*Task details*.
What is the number of lines that include the word "path"? Provide only that figure.
----------
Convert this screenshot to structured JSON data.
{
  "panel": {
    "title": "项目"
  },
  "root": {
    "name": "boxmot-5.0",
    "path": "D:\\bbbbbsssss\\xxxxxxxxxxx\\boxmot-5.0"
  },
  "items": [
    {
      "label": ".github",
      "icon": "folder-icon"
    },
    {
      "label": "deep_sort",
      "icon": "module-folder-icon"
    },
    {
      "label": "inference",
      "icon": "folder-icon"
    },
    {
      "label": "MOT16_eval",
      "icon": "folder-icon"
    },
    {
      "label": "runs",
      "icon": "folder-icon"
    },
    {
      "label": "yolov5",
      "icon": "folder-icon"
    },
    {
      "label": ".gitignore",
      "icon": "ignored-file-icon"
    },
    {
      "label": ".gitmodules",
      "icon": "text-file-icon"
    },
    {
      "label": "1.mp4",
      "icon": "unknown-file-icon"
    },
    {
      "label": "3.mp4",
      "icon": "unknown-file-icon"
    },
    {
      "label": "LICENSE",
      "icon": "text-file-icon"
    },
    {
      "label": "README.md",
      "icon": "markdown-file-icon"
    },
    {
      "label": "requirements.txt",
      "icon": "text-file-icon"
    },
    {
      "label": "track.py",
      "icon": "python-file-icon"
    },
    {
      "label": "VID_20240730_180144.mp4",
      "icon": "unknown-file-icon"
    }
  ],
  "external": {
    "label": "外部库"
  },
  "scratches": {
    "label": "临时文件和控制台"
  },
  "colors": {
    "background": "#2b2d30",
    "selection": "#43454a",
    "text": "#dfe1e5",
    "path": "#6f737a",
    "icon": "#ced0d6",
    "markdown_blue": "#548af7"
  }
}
----------
*Answer to this problem*.
2